◆ **What is required**
Locate all lines with the word "name" and copy them out.
start Extracted data
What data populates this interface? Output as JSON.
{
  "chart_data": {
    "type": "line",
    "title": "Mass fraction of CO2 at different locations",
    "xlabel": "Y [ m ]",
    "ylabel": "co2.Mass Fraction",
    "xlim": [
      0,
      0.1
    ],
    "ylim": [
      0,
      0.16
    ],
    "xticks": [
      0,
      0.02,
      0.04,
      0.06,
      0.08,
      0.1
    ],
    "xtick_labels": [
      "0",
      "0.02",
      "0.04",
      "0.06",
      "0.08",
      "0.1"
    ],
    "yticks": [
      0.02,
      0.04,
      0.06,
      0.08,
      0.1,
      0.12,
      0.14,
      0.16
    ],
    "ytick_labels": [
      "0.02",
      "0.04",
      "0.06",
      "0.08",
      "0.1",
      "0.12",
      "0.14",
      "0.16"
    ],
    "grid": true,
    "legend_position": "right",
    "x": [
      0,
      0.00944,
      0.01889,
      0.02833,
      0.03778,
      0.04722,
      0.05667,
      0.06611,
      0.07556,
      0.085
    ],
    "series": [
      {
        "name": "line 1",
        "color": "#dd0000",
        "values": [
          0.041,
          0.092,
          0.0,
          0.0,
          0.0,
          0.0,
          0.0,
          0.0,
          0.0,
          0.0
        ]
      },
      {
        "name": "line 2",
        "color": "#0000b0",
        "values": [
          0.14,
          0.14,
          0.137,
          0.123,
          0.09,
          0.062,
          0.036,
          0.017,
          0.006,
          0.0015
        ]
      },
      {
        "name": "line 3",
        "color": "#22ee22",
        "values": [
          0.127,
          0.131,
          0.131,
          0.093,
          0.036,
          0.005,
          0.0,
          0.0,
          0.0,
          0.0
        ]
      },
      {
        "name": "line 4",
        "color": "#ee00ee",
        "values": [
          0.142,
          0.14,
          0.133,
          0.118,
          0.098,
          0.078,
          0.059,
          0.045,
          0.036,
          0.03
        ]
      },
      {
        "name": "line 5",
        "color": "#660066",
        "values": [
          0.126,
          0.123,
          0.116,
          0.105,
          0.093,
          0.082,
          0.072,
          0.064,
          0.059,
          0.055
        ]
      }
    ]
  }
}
end Extracted data
◆ **Task output**
        "name": "line 1",
        "name": "line 2",
        "name": "line 3",
        "name": "line 4",
        "name": "line 5",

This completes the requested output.